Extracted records
# # #
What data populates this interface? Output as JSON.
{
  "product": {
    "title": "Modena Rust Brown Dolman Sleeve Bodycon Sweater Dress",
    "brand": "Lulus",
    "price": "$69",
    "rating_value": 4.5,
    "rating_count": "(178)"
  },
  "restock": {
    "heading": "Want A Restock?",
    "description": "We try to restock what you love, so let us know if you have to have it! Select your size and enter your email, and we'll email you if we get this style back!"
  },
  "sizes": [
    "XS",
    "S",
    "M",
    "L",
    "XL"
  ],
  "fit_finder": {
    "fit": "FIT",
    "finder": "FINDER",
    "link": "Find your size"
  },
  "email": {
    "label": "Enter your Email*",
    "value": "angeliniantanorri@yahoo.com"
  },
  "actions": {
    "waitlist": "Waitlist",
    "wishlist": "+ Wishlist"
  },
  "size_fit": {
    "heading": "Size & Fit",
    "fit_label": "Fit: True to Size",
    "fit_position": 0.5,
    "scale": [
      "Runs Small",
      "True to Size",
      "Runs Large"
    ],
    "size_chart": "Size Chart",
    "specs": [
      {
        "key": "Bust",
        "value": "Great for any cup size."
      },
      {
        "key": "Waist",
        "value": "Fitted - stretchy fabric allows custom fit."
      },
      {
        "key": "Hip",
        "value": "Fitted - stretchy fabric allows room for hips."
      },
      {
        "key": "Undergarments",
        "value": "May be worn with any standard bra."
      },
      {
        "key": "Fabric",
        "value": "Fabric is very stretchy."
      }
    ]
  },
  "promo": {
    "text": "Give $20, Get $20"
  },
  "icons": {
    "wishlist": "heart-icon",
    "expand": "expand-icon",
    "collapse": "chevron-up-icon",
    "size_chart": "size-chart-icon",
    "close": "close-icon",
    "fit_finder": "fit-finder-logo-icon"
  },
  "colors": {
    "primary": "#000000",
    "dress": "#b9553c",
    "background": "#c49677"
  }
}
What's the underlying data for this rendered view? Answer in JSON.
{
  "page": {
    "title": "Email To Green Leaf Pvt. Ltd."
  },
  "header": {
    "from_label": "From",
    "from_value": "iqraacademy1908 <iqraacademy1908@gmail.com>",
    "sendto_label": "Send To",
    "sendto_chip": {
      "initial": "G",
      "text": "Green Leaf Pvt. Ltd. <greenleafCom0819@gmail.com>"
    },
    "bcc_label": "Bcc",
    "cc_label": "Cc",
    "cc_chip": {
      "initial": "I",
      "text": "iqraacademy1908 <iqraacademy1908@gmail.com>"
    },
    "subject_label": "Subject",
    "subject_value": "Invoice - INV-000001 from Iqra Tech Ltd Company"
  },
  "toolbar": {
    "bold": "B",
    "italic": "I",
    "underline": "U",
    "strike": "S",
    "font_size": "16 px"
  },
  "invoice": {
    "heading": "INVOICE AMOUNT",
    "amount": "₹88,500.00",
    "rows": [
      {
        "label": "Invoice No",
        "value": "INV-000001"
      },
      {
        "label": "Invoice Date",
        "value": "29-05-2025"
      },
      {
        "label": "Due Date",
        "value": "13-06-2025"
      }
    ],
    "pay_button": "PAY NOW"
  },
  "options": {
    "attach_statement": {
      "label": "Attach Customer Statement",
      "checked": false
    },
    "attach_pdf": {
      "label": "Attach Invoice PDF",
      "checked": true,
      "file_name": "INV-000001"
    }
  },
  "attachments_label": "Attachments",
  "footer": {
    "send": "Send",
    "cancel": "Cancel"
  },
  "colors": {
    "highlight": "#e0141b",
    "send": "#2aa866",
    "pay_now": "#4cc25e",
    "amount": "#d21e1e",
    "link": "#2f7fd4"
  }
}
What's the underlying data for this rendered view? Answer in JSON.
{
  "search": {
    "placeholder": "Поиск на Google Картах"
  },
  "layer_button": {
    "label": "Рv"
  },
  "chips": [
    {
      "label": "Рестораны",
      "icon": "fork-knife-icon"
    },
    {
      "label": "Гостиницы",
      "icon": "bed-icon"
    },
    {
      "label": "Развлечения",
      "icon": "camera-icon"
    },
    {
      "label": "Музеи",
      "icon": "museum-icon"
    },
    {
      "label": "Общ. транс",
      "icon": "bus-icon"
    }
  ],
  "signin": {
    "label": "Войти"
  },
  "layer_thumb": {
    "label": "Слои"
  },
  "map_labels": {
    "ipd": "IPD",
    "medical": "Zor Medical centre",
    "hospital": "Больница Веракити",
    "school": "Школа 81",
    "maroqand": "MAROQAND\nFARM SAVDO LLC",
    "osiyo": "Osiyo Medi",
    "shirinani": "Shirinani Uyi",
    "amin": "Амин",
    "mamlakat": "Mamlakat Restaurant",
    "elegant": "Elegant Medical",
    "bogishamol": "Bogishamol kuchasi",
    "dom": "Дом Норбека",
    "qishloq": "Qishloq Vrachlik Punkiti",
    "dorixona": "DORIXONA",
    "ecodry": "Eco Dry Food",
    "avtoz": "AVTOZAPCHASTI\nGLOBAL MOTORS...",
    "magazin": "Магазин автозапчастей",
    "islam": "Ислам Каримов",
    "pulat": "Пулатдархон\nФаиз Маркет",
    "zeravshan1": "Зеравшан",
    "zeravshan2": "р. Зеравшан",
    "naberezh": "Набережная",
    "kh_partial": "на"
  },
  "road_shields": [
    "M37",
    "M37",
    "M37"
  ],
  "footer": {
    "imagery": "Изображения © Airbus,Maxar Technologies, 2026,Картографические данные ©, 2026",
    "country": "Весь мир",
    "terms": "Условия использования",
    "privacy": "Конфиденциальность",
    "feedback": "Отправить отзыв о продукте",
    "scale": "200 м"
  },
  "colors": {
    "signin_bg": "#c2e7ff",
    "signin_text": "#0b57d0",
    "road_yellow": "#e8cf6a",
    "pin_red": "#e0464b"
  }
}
# # #
Short problem |
Write out the full listing, keeping every line exactly as it is.

Solution for this exercise |
What data populates this interface? Output as JSON.
{
  "product": {
    "title": "Modena Rust Brown Dolman Sleeve Bodycon Sweater Dress",
    "brand": "Lulus",
    "price": "$69",
    "rating_value": 4.5,
    "rating_count": "(178)"
  },
  "restock": {
    "heading": "Want A Restock?",
    "description": "We try to restock what you love, so let us know if you have to have it! Select your size and enter your email, and we'll email you if we get this style back!"
  },
  "sizes": [
    "XS",
    "S",
    "M",
    "L",
    "XL"
  ],
  "fit_finder": {
    "fit": "FIT",
    "finder": "FINDER",
    "link": "Find your size"
  },
  "email": {
    "label": "Enter your Email*",
    "value": "angeliniantanorri@yahoo.com"
  },
  "actions": {
    "waitlist": "Waitlist",
    "wishlist": "+ Wishlist"
  },
  "size_fit": {
    "heading": "Size & Fit",
    "fit_label": "Fit: True to Size",
    "fit_position": 0.5,
    "scale": [
      "Runs Small",
      "True to Size",
      "Runs Large"
    ],
    "size_chart": "Size Chart",
    "specs": [
      {
        "key": "Bust",
        "value": "Great for any cup size."
      },
      {
        "key": "Waist",
        "value": "Fitted - stretchy fabric allows custom fit."
      },
      {
        "key": "Hip",
        "value": "Fitted - stretchy fabric allows room for hips."
      },
      {
        "key": "Undergarments",
        "value": "May be worn with any standard bra."
      },
      {
        "key": "Fabric",
        "value": "Fabric is very stretchy."
      }
    ]
  },
  "promo": {
    "text": "Give $20, Get $20"
  },
  "icons": {
    "wishlist": "heart-icon",
    "expand": "expand-icon",
    "collapse": "chevron-up-icon",
    "size_chart": "size-chart-icon",
    "close": "close-icon",
    "fit_finder": "fit-finder-logo-icon"
  },
  "colors": {
    "primary": "#000000",
    "dress": "#b9553c",
    "background": "#c49677"
  }
}
What's the underlying data for this rendered view? Answer in JSON.
{
  "page": {
    "title": "Email To Green Leaf Pvt. Ltd."
  },
  "header": {
    "from_label": "From",
    "from_value": "iqraacademy1908 <iqraacademy1908@gmail.com>",
    "sendto_label": "Send To",
    "sendto_chip": {
      "initial": "G",
      "text": "Green Leaf Pvt. Ltd. <greenleafCom0819@gmail.com>"
    },
    "bcc_label": "Bcc",
    "cc_label": "Cc",
    "cc_chip": {
      "initial": "I",
      "text": "iqraacademy1908 <iqraacademy1908@gmail.com>"
    },
    "subject_label": "Subject",
    "subject_value": "Invoice - INV-000001 from Iqra Tech Ltd Company"
  },
  "toolbar": {
    "bold": "B",
    "italic": "I",
    "underline": "U",
    "strike": "S",
    "font_size": "16 px"
  },
  "invoice": {
    "heading": "INVOICE AMOUNT",
    "amount": "₹88,500.00",
    "rows": [
      {
        "label": "Invoice No",
        "value": "INV-000001"
      },
      {
        "label": "Invoice Date",
        "value": "29-05-2025"
      },
      {
        "label": "Due Date",
        "value": "13-06-2025"
      }
    ],
    "pay_button": "PAY NOW"
  },
  "options": {
    "attach_statement": {
      "label": "Attach Customer Statement",
      "checked": false
    },
    "attach_pdf": {
      "label": "Attach Invoice PDF",
      "checked": true,
      "file_name": "INV-000001"
    }
  },
  "attachments_label": "Attachments",
  "footer": {
    "send": "Send",
    "cancel": "Cancel"
  },
  "colors": {
    "highlight": "#e0141b",
    "send": "#2aa866",
    "pay_now": "#4cc25e",
    "amount": "#d21e1e",
    "link": "#2f7fd4"
  }
}
What's the underlying data for this rendered view? Answer in JSON.
{
  "search": {
    "placeholder": "Поиск на Google Картах"
  },
  "layer_button": {
    "label": "Рv"
  },
  "chips": [
    {
      "label": "Рестораны",
      "icon": "fork-knife-icon"
    },
    {
      "label": "Гостиницы",
      "icon": "bed-icon"
    },
    {
      "label": "Развлечения",
      "icon": "camera-icon"
    },
    {
      "label": "Музеи",
      "icon": "museum-icon"
    },
    {
      "label": "Общ. транс",
      "icon": "bus-icon"
    }
  ],
  "signin": {
    "label": "Войти"
  },
  "layer_thumb": {
    "label": "Слои"
  },
  "map_labels": {
    "ipd": "IPD",
    "medical": "Zor Medical centre",
    "hospital": "Больница Веракити",
    "school": "Школа 81",
    "maroqand": "MAROQAND\nFARM SAVDO LLC",
    "osiyo": "Osiyo Medi",
    "shirinani": "Shirinani Uyi",
    "amin": "Амин",
    "mamlakat": "Mamlakat Restaurant",
    "elegant": "Elegant Medical",
    "bogishamol": "Bogishamol kuchasi",
    "dom": "Дом Норбека",
    "qishloq": "Qishloq Vrachlik Punkiti",
    "dorixona": "DORIXONA",
    "ecodry": "Eco Dry Food",
    "avtoz": "AVTOZAPCHASTI\nGLOBAL MOTORS...",
    "magazin": "Магазин автозапчастей",
    "islam": "Ислам Каримов",
    "pulat": "Пулатдархон\nФаиз Маркет",
    "zeravshan1": "Зеравшан",
    "zeravshan2": "р. Зеравшан",
    "naberezh": "Набережная",
    "kh_partial": "на"
  },
  "road_shields": [
    "M37",
    "M37",
    "M37"
  ],
  "footer": {
    "imagery": "Изображения © Airbus,Maxar Technologies, 2026,Картографические данные ©, 2026",
    "country": "Весь мир",
    "terms": "Условия использования",
    "privacy": "Конфиденциальность",
    "feedback": "Отправить отзыв о продукте",
    "scale": "200 м"
  },
  "colors": {
    "signin_bg": "#c2e7ff",
    "signin_text": "#0b57d0",
    "road_yellow": "#e8cf6a",
    "pin_red": "#e0464b"
  }
}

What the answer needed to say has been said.